### Material for the task
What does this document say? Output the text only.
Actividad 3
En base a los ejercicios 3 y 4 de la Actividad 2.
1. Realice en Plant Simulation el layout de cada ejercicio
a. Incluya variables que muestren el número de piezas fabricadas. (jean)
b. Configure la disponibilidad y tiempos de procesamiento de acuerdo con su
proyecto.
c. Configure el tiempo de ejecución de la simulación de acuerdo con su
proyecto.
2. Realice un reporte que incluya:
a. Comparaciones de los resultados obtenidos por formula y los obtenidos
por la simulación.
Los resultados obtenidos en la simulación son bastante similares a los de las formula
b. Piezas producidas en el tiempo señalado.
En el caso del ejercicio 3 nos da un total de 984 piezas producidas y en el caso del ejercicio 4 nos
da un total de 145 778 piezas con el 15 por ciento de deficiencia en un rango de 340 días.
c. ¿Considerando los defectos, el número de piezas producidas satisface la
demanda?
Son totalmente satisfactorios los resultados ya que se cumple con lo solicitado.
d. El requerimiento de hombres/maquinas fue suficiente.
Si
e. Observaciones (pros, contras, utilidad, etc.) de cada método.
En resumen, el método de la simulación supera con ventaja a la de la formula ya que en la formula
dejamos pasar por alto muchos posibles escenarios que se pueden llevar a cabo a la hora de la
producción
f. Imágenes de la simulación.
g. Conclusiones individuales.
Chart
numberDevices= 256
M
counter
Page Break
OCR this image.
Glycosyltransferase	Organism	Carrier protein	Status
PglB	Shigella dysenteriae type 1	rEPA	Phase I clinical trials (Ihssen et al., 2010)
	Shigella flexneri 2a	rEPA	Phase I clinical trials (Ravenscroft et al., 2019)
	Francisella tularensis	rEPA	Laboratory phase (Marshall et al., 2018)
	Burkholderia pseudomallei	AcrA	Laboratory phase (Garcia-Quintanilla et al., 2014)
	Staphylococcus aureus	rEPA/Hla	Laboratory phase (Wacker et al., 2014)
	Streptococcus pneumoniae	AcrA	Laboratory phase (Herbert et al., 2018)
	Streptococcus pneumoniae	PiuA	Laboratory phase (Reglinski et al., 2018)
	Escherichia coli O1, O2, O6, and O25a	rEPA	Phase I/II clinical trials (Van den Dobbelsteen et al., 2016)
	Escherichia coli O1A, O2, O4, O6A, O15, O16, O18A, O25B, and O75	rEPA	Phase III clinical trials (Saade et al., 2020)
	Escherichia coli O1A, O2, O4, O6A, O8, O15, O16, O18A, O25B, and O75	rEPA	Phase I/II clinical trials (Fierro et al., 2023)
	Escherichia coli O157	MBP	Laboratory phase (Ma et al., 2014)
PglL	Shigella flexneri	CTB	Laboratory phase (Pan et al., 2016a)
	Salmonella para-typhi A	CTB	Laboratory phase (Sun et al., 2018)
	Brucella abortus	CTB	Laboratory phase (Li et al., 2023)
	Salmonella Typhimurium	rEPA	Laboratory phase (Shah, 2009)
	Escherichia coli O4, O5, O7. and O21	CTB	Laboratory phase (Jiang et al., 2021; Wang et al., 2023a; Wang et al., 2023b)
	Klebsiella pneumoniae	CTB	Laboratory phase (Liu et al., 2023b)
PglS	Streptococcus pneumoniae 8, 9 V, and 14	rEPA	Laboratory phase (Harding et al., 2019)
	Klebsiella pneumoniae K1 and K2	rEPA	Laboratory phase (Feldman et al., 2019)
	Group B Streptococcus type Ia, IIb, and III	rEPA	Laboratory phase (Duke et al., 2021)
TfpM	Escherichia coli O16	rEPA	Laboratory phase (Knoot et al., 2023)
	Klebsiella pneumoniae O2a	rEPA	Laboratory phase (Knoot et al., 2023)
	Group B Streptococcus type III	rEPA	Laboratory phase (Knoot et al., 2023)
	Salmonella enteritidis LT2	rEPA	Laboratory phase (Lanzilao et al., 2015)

### What the task requires
Copy out the material word for word and line for line.

### Result for this task
What does this document say? Output the text only.
Actividad 3
En base a los ejercicios 3 y 4 de la Actividad 2.
1. Realice en Plant Simulation el layout de cada ejercicio
a. Incluya variables que muestren el número de piezas fabricadas. (jean)
b. Configure la disponibilidad y tiempos de procesamiento de acuerdo con su
proyecto.
c. Configure el tiempo de ejecución de la simulación de acuerdo con su
proyecto.
2. Realice un reporte que incluya:
a. Comparaciones de los resultados obtenidos por formula y los obtenidos
por la simulación.
Los resultados obtenidos en la simulación son bastante similares a los de las formula
b. Piezas producidas en el tiempo señalado.
En el caso del ejercicio 3 nos da un total de 984 piezas producidas y en el caso del ejercicio 4 nos
da un total de 145 778 piezas con el 15 por ciento de deficiencia en un rango de 340 días.
c. ¿Considerando los defectos, el número de piezas producidas satisface la
demanda?
Son totalmente satisfactorios los resultados ya que se cumple con lo solicitado.
d. El requerimiento de hombres/maquinas fue suficiente.
Si
e. Observaciones (pros, contras, utilidad, etc.) de cada método.
En resumen, el método de la simulación supera con ventaja a la de la formula ya que en la formula
dejamos pasar por alto muchos posibles escenarios que se pueden llevar a cabo a la hora de la
producción
f. Imágenes de la simulación.
g. Conclusiones individuales.
Chart
numberDevices= 256
M
counter
Page Break
OCR this image.
Glycosyltransferase	Organism	Carrier protein	Status
PglB	Shigella dysenteriae type 1	rEPA	Phase I clinical trials (Ihssen et al., 2010)
	Shigella flexneri 2a	rEPA	Phase I clinical trials (Ravenscroft et al., 2019)
	Francisella tularensis	rEPA	Laboratory phase (Marshall et al., 2018)
	Burkholderia pseudomallei	AcrA	Laboratory phase (Garcia-Quintanilla et al., 2014)
	Staphylococcus aureus	rEPA/Hla	Laboratory phase (Wacker et al., 2014)
	Streptococcus pneumoniae	AcrA	Laboratory phase (Herbert et al., 2018)
	Streptococcus pneumoniae	PiuA	Laboratory phase (Reglinski et al., 2018)
	Escherichia coli O1, O2, O6, and O25a	rEPA	Phase I/II clinical trials (Van den Dobbelsteen et al., 2016)
	Escherichia coli O1A, O2, O4, O6A, O15, O16, O18A, O25B, and O75	rEPA	Phase III clinical trials (Saade et al., 2020)
	Escherichia coli O1A, O2, O4, O6A, O8, O15, O16, O18A, O25B, and O75	rEPA	Phase I/II clinical trials (Fierro et al., 2023)
	Escherichia coli O157	MBP	Laboratory phase (Ma et al., 2014)
PglL	Shigella flexneri	CTB	Laboratory phase (Pan et al., 2016a)
	Salmonella para-typhi A	CTB	Laboratory phase (Sun et al., 2018)
	Brucella abortus	CTB	Laboratory phase (Li et al., 2023)
	Salmonella Typhimurium	rEPA	Laboratory phase (Shah, 2009)
	Escherichia coli O4, O5, O7. and O21	CTB	Laboratory phase (Jiang et al., 2021; Wang et al., 2023a; Wang et al., 2023b)
	Klebsiella pneumoniae	CTB	Laboratory phase (Liu et al., 2023b)
PglS	Streptococcus pneumoniae 8, 9 V, and 14	rEPA	Laboratory phase (Harding et al., 2019)
	Klebsiella pneumoniae K1 and K2	rEPA	Laboratory phase (Feldman et al., 2019)
	Group B Streptococcus type Ia, IIb, and III	rEPA	Laboratory phase (Duke et al., 2021)
TfpM	Escherichia coli O16	rEPA	Laboratory phase (Knoot et al., 2023)
	Klebsiella pneumoniae O2a	rEPA	Laboratory phase (Knoot et al., 2023)
	Group B Streptococcus type III	rEPA	Laboratory phase (Knoot et al., 2023)
	Salmonella enteritidis LT2	rEPA	Laboratory phase (Lanzilao et al., 2015)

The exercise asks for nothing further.